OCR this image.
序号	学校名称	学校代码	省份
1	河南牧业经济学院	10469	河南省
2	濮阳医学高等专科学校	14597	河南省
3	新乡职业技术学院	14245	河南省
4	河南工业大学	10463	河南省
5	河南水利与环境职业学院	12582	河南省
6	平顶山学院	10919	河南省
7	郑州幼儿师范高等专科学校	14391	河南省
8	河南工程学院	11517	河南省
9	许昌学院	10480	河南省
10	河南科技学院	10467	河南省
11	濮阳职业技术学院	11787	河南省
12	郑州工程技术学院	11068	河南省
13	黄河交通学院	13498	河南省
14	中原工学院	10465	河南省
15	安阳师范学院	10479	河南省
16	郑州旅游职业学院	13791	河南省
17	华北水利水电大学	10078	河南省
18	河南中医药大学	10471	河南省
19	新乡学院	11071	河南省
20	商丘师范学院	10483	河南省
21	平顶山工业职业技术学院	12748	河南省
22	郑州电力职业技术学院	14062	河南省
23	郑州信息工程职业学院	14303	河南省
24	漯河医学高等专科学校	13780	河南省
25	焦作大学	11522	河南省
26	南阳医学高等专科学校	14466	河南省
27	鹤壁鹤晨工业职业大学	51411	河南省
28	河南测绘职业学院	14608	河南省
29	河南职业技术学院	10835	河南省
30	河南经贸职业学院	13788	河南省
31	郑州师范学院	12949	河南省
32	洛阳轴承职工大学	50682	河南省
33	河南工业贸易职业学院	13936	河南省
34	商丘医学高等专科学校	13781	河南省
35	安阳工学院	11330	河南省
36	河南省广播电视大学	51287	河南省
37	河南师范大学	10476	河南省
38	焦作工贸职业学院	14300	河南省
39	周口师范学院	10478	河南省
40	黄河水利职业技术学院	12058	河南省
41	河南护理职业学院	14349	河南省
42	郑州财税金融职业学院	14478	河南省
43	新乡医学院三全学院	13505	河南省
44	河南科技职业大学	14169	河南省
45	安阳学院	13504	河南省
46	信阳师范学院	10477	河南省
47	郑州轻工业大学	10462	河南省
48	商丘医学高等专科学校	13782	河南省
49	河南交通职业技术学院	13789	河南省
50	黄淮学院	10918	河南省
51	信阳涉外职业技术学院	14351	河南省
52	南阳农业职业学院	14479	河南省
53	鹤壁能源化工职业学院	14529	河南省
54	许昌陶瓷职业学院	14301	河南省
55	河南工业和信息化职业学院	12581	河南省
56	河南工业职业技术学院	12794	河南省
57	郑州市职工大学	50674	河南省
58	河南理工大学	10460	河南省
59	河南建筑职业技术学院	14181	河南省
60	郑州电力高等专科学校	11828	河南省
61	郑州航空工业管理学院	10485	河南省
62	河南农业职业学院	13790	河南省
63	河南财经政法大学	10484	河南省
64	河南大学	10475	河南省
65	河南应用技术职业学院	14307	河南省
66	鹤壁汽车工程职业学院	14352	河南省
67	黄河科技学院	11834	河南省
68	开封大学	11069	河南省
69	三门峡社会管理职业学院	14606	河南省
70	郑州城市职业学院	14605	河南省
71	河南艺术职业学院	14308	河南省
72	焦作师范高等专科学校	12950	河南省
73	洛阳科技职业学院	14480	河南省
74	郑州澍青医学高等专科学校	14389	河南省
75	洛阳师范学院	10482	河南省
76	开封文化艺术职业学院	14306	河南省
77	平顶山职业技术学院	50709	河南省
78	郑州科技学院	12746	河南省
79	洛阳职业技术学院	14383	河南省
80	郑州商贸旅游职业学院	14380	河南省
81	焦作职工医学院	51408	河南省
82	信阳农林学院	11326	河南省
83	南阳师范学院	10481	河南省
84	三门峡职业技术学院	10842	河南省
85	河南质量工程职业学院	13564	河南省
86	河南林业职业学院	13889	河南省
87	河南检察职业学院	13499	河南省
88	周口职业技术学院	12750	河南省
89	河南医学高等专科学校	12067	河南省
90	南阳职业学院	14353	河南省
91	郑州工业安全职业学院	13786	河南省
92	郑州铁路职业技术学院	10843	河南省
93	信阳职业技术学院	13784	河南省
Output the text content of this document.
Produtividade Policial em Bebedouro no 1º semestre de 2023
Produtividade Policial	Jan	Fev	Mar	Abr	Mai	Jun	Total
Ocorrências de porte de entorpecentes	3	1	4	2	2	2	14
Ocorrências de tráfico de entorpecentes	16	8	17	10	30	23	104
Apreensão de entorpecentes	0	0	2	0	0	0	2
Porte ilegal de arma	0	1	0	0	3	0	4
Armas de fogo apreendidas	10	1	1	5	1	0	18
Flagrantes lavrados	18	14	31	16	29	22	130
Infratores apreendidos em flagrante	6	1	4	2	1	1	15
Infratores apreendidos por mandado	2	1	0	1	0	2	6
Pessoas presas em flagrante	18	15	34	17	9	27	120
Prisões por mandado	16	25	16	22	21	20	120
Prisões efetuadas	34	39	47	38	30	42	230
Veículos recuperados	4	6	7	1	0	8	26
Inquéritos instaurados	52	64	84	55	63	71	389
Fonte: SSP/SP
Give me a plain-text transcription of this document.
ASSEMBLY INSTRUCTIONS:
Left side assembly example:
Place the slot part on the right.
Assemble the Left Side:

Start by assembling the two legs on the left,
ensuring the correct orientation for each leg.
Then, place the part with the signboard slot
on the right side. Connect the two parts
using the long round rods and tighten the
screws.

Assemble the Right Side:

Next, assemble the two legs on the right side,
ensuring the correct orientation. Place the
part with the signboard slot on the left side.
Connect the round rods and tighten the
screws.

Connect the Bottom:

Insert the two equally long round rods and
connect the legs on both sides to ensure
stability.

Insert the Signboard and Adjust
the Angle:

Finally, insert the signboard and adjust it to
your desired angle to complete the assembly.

:::::

* _STATED EXERCISE_
Your task is to quote all of the data word for word.

* _THE RESULT_
OCR this image.
序号	学校名称	学校代码	省份
1	河南牧业经济学院	10469	河南省
2	濮阳医学高等专科学校	14597	河南省
3	新乡职业技术学院	14245	河南省
4	河南工业大学	10463	河南省
5	河南水利与环境职业学院	12582	河南省
6	平顶山学院	10919	河南省
7	郑州幼儿师范高等专科学校	14391	河南省
8	河南工程学院	11517	河南省
9	许昌学院	10480	河南省
10	河南科技学院	10467	河南省
11	濮阳职业技术学院	11787	河南省
12	郑州工程技术学院	11068	河南省
13	黄河交通学院	13498	河南省
14	中原工学院	10465	河南省
15	安阳师范学院	10479	河南省
16	郑州旅游职业学院	13791	河南省
17	华北水利水电大学	10078	河南省
18	河南中医药大学	10471	河南省
19	新乡学院	11071	河南省
20	商丘师范学院	10483	河南省
21	平顶山工业职业技术学院	12748	河南省
22	郑州电力职业技术学院	14062	河南省
23	郑州信息工程职业学院	14303	河南省
24	漯河医学高等专科学校	13780	河南省
25	焦作大学	11522	河南省
26	南阳医学高等专科学校	14466	河南省
27	鹤壁鹤晨工业职业大学	51411	河南省
28	河南测绘职业学院	14608	河南省
29	河南职业技术学院	10835	河南省
30	河南经贸职业学院	13788	河南省
31	郑州师范学院	12949	河南省
32	洛阳轴承职工大学	50682	河南省
33	河南工业贸易职业学院	13936	河南省
34	商丘医学高等专科学校	13781	河南省
35	安阳工学院	11330	河南省
36	河南省广播电视大学	51287	河南省
37	河南师范大学	10476	河南省
38	焦作工贸职业学院	14300	河南省
39	周口师范学院	10478	河南省
40	黄河水利职业技术学院	12058	河南省
41	河南护理职业学院	14349	河南省
42	郑州财税金融职业学院	14478	河南省
43	新乡医学院三全学院	13505	河南省
44	河南科技职业大学	14169	河南省
45	安阳学院	13504	河南省
46	信阳师范学院	10477	河南省
47	郑州轻工业大学	10462	河南省
48	商丘医学高等专科学校	13782	河南省
49	河南交通职业技术学院	13789	河南省
50	黄淮学院	10918	河南省
51	信阳涉外职业技术学院	14351	河南省
52	南阳农业职业学院	14479	河南省
53	鹤壁能源化工职业学院	14529	河南省
54	许昌陶瓷职业学院	14301	河南省
55	河南工业和信息化职业学院	12581	河南省
56	河南工业职业技术学院	12794	河南省
57	郑州市职工大学	50674	河南省
58	河南理工大学	10460	河南省
59	河南建筑职业技术学院	14181	河南省
60	郑州电力高等专科学校	11828	河南省
61	郑州航空工业管理学院	10485	河南省
62	河南农业职业学院	13790	河南省
63	河南财经政法大学	10484	河南省
64	河南大学	10475	河南省
65	河南应用技术职业学院	14307	河南省
66	鹤壁汽车工程职业学院	14352	河南省
67	黄河科技学院	11834	河南省
68	开封大学	11069	河南省
69	三门峡社会管理职业学院	14606	河南省
70	郑州城市职业学院	14605	河南省
71	河南艺术职业学院	14308	河南省
72	焦作师范高等专科学校	12950	河南省
73	洛阳科技职业学院	14480	河南省
74	郑州澍青医学高等专科学校	14389	河南省
75	洛阳师范学院	10482	河南省
76	开封文化艺术职业学院	14306	河南省
77	平顶山职业技术学院	50709	河南省
78	郑州科技学院	12746	河南省
79	洛阳职业技术学院	14383	河南省
80	郑州商贸旅游职业学院	14380	河南省
81	焦作职工医学院	51408	河南省
82	信阳农林学院	11326	河南省
83	南阳师范学院	10481	河南省
84	三门峡职业技术学院	10842	河南省
85	河南质量工程职业学院	13564	河南省
86	河南林业职业学院	13889	河南省
87	河南检察职业学院	13499	河南省
88	周口职业技术学院	12750	河南省
89	河南医学高等专科学校	12067	河南省
90	南阳职业学院	14353	河南省
91	郑州工业安全职业学院	13786	河南省
92	郑州铁路职业技术学院	10843	河南省
93	信阳职业技术学院	13784	河南省
Output the text content of this document.
Produtividade Policial em Bebedouro no 1º semestre de 2023
Produtividade Policial	Jan	Fev	Mar	Abr	Mai	Jun	Total
Ocorrências de porte de entorpecentes	3	1	4	2	2	2	14
Ocorrências de tráfico de entorpecentes	16	8	17	10	30	23	104
Apreensão de entorpecentes	0	0	2	0	0	0	2
Porte ilegal de arma	0	1	0	0	3	0	4
Armas de fogo apreendidas	10	1	1	5	1	0	18
Flagrantes lavrados	18	14	31	16	29	22	130
Infratores apreendidos em flagrante	6	1	4	2	1	1	15
Infratores apreendidos por mandado	2	1	0	1	0	2	6
Pessoas presas em flagrante	18	15	34	17	9	27	120
Prisões por mandado	16	25	16	22	21	20	120
Prisões efetuadas	34	39	47	38	30	42	230
Veículos recuperados	4	6	7	1	0	8	26
Inquéritos instaurados	52	64	84	55	63	71	389
Fonte: SSP/SP
Give me a plain-text transcription of this document.
ASSEMBLY INSTRUCTIONS:
Left side assembly example:
Place the slot part on the right.
Assemble the Left Side:

Start by assembling the two legs on the left,
ensuring the correct orientation for each leg.
Then, place the part with the signboard slot
on the right side. Connect the two parts
using the long round rods and tighten the
screws.

Assemble the Right Side:

Next, assemble the two legs on the right side,
ensuring the correct orientation. Place the
part with the signboard slot on the left side.
Connect the round rods and tighten the
screws.

Connect the Bottom:

Insert the two equally long round rods and
connect the legs on both sides to ensure
stability.

Insert the Signboard and Adjust
the Angle:

Finally, insert the signboard and adjust it to
your desired angle to complete the assembly.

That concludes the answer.